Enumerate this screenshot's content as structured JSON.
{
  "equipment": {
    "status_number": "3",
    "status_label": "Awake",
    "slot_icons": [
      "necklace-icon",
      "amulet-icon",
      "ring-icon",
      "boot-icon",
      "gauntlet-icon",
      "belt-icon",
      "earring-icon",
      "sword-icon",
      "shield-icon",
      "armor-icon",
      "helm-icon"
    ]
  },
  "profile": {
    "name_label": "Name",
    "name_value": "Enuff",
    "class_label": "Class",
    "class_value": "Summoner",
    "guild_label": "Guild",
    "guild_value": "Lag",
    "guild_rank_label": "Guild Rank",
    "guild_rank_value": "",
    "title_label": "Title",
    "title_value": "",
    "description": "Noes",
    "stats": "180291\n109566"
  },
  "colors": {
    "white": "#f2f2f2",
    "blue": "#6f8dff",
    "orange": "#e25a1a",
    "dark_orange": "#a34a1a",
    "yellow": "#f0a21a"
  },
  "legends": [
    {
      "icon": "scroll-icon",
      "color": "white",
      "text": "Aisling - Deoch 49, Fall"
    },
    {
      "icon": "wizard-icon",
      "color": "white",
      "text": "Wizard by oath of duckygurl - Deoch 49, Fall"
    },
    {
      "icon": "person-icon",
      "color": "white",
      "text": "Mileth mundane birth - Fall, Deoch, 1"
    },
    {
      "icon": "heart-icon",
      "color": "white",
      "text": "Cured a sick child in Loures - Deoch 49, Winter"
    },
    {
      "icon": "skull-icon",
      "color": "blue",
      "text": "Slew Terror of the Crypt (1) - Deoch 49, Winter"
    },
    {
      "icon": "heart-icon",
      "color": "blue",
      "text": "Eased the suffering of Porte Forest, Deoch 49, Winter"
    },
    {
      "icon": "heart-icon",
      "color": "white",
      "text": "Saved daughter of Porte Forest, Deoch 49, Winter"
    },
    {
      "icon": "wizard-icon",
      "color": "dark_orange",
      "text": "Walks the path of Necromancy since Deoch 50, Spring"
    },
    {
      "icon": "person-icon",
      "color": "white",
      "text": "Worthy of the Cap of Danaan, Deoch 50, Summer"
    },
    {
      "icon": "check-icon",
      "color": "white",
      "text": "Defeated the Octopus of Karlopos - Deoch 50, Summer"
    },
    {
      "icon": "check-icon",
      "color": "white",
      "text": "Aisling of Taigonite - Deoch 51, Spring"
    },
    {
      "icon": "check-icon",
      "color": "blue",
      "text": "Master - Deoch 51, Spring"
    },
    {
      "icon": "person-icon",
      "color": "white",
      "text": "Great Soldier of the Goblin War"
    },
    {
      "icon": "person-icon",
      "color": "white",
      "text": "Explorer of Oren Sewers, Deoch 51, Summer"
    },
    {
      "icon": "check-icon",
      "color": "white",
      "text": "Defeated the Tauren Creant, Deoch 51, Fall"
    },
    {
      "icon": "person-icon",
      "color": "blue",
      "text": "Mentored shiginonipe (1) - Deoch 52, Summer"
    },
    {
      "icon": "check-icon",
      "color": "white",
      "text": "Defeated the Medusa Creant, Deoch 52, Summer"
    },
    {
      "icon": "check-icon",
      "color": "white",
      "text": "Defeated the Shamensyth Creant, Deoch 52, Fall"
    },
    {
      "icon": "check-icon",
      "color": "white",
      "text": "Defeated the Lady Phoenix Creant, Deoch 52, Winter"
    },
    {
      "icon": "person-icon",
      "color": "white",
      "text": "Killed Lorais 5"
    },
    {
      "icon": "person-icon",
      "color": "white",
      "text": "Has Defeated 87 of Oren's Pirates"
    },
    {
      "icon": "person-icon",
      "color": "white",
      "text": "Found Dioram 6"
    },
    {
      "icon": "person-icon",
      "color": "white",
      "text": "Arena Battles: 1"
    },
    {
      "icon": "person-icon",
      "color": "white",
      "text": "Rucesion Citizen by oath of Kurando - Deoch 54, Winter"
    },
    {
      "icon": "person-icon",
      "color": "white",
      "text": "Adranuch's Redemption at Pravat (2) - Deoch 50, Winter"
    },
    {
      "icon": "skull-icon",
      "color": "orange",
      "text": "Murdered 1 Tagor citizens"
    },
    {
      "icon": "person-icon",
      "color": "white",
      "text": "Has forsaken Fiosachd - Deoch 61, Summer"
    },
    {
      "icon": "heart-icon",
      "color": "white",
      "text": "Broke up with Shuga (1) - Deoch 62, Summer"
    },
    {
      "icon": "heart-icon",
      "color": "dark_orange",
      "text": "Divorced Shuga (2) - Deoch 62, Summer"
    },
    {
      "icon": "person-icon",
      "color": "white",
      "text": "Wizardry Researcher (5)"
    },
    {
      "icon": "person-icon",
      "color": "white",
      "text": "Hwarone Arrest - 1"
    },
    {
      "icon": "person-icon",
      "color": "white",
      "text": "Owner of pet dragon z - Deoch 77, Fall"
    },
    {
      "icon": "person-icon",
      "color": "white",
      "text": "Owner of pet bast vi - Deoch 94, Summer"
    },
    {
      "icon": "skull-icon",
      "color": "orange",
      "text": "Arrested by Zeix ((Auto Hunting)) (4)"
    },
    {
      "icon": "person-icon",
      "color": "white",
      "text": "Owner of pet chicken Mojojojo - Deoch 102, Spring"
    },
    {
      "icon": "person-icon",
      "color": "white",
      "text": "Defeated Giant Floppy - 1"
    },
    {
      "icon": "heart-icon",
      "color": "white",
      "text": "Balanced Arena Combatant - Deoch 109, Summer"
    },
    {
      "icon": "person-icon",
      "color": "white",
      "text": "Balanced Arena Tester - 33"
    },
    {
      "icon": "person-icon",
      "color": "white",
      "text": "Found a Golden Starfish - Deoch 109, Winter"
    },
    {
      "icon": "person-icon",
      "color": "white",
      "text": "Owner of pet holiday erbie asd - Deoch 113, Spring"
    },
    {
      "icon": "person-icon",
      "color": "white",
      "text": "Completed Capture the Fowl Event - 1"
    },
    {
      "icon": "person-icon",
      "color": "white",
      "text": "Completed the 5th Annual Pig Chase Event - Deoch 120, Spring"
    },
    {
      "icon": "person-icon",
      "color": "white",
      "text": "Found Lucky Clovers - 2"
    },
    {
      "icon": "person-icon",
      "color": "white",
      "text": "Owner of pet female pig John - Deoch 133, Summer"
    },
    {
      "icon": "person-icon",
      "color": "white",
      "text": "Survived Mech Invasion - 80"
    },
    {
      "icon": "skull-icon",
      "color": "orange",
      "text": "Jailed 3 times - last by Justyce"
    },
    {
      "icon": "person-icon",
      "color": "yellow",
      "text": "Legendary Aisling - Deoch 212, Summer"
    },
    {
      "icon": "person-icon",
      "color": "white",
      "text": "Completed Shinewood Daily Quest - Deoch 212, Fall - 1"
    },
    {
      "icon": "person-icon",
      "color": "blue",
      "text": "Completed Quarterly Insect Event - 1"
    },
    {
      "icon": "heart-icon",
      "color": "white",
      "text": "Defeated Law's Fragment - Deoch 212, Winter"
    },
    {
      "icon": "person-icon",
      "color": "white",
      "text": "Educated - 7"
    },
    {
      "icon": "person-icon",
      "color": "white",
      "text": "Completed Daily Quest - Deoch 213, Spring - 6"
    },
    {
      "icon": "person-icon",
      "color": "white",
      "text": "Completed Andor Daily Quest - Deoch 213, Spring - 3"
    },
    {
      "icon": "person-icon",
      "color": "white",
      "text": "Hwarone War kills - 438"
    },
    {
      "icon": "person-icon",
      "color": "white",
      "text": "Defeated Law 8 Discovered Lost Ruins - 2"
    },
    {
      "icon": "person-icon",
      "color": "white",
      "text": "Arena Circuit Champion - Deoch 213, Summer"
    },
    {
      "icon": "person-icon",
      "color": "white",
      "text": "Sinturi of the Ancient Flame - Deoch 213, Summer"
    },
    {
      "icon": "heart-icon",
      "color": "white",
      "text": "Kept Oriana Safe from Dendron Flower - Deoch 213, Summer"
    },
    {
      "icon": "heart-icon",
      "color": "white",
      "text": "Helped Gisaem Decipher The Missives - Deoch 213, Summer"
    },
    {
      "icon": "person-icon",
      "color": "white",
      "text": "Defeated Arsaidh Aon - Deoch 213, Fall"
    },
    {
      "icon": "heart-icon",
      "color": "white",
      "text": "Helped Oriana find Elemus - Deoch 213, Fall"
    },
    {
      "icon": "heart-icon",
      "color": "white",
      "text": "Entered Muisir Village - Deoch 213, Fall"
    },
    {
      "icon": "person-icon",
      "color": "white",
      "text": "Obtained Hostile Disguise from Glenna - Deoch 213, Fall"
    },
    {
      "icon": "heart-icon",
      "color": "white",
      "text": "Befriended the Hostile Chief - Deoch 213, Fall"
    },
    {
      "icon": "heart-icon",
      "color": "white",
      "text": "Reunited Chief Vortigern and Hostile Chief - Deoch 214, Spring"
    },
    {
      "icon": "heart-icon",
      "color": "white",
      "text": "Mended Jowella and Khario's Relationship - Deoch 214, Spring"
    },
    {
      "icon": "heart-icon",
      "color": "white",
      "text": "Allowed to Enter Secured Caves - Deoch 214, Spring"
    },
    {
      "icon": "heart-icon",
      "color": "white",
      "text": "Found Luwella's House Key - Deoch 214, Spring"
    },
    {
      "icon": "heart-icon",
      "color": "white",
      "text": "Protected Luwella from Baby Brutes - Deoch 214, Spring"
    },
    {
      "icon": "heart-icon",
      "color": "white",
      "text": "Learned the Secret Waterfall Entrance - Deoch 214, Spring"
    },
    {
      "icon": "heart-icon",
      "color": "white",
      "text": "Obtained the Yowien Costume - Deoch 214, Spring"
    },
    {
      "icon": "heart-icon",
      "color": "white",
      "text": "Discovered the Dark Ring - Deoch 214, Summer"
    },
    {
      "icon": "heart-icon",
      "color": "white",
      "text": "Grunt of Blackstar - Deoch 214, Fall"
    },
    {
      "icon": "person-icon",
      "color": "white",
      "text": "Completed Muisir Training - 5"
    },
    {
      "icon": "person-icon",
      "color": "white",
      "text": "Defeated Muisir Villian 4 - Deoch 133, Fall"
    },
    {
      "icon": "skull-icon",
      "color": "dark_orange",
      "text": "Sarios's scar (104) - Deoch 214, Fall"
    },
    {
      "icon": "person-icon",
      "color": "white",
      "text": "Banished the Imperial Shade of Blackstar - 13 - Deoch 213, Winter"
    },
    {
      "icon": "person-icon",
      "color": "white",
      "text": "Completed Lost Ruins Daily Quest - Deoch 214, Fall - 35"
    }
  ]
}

* WRITTEN INSTRUCTION
Find the lines containing "Balanced" and pull them out.

* RESPONSE TO THE EXERCISE
      "text": "Balanced Arena Combatant - Deoch 109, Summer"
      "text": "Balanced Arena Tester - 33"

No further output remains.